**PROBLEM DETAILS**
Copy each line that contains the word "Methods".

**DATA FOR THE TASK**

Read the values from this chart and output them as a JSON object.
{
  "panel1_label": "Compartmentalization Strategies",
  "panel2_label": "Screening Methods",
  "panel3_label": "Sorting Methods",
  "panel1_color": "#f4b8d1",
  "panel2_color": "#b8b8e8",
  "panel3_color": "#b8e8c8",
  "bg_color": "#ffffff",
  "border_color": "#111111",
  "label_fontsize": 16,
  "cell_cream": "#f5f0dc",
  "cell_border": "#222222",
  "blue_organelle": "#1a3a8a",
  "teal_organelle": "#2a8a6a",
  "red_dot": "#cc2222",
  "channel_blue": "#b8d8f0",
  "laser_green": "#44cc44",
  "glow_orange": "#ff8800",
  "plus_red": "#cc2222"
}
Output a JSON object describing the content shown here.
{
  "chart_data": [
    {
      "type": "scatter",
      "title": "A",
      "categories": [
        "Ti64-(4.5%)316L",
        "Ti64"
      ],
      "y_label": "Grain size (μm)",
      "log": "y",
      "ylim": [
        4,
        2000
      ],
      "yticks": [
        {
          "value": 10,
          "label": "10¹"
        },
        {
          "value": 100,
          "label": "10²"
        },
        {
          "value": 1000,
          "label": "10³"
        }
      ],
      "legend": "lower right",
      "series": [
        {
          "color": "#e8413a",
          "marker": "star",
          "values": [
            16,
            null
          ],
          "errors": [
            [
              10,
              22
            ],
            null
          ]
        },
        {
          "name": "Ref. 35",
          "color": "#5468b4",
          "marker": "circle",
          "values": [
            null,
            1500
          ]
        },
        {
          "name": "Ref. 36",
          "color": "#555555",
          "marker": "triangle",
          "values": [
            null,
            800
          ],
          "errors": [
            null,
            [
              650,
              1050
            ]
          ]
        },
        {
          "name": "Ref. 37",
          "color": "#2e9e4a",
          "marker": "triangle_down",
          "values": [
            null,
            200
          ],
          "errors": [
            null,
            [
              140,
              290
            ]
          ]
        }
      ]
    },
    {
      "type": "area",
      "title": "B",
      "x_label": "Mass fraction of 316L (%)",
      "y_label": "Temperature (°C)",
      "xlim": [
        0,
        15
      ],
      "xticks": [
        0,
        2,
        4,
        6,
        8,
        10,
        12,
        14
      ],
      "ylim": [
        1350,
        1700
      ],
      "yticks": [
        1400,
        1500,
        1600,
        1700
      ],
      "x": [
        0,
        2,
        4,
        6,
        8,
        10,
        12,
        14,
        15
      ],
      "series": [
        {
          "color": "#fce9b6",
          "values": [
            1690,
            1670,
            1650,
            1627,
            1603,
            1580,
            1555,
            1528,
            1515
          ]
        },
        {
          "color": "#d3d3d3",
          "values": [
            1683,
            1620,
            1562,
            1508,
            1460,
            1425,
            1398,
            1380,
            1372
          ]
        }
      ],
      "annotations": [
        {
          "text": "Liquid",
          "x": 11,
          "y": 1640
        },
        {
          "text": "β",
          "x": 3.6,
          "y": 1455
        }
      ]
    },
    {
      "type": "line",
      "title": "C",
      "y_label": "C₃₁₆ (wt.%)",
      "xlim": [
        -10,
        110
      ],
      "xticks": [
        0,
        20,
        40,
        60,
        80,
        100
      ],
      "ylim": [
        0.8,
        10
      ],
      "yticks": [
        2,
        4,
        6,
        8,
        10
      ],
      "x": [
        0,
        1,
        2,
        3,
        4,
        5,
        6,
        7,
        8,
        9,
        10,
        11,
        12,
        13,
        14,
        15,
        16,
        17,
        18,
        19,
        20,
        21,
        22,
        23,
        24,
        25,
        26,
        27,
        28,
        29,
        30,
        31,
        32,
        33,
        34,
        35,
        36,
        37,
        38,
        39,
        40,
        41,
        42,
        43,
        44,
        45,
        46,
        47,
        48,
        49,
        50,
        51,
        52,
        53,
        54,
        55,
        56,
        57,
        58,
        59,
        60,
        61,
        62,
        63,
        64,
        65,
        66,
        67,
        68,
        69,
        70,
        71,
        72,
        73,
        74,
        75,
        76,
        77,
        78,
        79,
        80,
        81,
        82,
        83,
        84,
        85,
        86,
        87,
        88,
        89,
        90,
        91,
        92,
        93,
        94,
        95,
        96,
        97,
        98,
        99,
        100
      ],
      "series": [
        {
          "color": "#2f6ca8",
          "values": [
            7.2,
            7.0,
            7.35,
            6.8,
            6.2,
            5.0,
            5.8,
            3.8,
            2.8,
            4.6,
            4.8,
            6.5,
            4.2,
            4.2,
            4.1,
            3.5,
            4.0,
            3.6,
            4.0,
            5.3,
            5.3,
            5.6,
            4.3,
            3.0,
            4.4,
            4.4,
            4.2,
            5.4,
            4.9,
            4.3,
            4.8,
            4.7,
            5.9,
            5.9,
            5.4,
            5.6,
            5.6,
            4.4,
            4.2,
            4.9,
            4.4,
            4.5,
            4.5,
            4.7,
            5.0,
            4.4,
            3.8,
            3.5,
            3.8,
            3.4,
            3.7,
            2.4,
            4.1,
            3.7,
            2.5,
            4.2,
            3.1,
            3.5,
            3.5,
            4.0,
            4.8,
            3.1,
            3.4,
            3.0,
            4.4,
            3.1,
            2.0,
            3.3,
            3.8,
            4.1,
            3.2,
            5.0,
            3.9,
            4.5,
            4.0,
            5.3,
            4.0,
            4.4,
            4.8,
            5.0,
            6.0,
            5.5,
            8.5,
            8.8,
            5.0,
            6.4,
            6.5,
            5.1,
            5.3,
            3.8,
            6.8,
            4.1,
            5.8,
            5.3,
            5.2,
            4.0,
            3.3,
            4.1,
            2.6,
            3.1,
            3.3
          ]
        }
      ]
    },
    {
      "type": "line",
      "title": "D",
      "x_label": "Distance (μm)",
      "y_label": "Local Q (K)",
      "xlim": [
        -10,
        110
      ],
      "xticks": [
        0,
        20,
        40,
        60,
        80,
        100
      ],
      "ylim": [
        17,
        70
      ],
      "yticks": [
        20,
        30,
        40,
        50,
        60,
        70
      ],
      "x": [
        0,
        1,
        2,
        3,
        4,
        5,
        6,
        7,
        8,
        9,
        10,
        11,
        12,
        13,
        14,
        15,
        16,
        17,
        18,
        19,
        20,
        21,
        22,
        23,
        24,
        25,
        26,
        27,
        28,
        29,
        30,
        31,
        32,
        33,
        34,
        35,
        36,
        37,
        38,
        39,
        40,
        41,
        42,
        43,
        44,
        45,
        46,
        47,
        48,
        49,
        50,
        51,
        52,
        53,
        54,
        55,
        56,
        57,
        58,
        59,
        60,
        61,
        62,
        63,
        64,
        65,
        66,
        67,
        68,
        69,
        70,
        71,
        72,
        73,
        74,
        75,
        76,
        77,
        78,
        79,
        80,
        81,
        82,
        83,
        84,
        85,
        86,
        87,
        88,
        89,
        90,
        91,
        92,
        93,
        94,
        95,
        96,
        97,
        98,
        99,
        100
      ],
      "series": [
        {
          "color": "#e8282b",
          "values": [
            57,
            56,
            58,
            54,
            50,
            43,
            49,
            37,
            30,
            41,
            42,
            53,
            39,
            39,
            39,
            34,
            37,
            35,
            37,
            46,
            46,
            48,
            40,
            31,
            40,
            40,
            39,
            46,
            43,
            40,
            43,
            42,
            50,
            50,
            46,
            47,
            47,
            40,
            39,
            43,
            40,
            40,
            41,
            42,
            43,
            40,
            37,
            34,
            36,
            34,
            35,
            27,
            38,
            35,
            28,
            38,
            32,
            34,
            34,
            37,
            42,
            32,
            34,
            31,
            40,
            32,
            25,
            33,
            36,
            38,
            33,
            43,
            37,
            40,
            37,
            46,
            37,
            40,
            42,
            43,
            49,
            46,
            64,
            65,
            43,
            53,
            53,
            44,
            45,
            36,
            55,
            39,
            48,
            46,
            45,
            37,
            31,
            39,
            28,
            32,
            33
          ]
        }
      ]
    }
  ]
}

**OUTPUT BELOW**
  "panel2_label": "Screening Methods",
  "panel3_label": "Sorting Methods",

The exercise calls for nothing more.